# [Texto proporcionado]

▶

La familia de Jean Calas, un modesto comerciante de telas de la ciudad francesa de Toulouse, se aprestaba a cenar, habiendo invitado al joven Gaubert, un amigo de uno de los hijos de la familia, Pierre, que estaba de prácticas en Burdeos. Atendía una sirvienta católica, muy devota, que se había ocupado de los cinco hijos de la familia, pese a ser católica, lo que podía sorprender ya que la familia Calas era protestante, aunque uno de sus hijos, Luis, se había convertido, hacía ya un tiempo, al catolicismo.
Apenas la cena concluida, el hijo mayor, Marc-Antoine, tan taciturno como de costumbre, salió a la calle. Marc-Antoine trabajaba con su padre en la tienda, pero aspiraba a estudiar y practicar el derecho, a lo que no tenía acceso por ser protestante. Estudioso y amante de las artes, se pensaba que podría seguir a su hermano Louis, y convertirse, lo que también le habría ayudado en una carrera artística en la que también soñaba.

◀

# [Material proporcionado]
▶

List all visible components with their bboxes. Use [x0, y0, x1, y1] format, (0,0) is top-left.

◀

# [Requisitos de la tarea]
Enumere todos los nombres propios de personas que aparecen en el texto sobre la familia Calas.

# [Respuesta]
- Jean Calas
- Gaubert
- Pierre
- Luis (escrito también Louis)
- Marc-Antoine